-- The exercise --
Check each line of the listing for the string "auch", then state how many lines have it. Only the number is wanted.

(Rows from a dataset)
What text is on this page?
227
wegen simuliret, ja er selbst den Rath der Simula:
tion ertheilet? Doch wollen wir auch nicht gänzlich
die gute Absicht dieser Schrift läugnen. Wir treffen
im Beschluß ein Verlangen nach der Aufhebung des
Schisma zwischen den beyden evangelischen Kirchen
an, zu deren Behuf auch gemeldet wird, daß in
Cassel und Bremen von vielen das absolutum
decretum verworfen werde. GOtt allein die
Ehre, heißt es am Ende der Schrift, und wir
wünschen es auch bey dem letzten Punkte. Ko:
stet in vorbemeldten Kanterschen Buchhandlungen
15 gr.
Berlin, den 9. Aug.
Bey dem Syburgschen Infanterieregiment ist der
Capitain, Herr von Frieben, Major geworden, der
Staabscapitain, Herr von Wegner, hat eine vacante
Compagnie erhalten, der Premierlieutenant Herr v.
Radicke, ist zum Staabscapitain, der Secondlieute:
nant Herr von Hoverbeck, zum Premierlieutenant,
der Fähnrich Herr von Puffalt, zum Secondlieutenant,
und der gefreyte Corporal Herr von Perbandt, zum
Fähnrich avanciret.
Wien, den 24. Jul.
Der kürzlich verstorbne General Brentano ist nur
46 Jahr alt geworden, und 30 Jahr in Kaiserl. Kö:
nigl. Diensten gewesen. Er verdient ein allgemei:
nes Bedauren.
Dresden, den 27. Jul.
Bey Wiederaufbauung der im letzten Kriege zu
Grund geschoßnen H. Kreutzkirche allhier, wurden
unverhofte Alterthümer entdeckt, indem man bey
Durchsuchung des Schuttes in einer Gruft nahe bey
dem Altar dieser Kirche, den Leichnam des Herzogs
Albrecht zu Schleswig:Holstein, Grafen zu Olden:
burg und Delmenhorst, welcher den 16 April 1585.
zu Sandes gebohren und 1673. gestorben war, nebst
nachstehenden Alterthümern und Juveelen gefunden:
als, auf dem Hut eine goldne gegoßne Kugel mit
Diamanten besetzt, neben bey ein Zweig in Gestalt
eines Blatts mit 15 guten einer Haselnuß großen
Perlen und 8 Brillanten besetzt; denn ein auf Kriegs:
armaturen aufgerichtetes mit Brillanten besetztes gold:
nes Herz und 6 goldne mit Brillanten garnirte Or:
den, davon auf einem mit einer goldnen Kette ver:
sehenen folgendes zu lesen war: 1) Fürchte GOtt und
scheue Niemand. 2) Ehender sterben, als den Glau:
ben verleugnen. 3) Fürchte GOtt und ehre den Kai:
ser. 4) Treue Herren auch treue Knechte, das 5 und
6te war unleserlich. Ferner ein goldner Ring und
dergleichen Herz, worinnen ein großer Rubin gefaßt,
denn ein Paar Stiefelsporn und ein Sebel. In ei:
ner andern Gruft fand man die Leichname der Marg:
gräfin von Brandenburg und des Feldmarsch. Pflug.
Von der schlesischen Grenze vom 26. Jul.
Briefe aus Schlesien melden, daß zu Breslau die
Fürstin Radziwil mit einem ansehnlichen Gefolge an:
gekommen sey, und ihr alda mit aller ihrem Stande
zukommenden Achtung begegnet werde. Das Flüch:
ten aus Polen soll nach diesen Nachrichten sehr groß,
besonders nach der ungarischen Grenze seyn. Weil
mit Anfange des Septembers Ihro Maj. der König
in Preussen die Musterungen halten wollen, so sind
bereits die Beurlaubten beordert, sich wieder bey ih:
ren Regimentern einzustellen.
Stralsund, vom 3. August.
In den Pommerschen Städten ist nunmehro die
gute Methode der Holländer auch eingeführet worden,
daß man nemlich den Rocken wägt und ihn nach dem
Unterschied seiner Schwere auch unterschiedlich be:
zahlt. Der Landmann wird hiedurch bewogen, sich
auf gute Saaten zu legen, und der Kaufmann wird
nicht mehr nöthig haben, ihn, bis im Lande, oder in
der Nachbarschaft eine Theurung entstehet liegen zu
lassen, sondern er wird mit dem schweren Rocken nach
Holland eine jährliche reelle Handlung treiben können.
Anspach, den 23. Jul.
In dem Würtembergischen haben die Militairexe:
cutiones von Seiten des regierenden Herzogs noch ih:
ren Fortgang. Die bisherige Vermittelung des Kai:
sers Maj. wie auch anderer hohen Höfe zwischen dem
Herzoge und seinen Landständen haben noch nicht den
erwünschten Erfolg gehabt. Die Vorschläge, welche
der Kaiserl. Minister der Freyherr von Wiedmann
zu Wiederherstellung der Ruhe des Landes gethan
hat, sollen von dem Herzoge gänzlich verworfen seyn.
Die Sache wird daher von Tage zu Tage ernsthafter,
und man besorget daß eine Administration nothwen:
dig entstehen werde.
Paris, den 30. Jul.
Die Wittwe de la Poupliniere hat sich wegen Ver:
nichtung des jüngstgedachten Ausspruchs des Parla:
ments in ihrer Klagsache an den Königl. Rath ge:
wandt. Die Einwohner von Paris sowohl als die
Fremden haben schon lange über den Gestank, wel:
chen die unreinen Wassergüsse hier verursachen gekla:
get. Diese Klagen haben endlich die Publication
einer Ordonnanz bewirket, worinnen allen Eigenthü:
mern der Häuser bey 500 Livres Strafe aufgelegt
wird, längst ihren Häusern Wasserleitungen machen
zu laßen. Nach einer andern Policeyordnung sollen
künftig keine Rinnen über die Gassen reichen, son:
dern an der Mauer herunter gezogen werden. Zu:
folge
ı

-- Complete answer --
7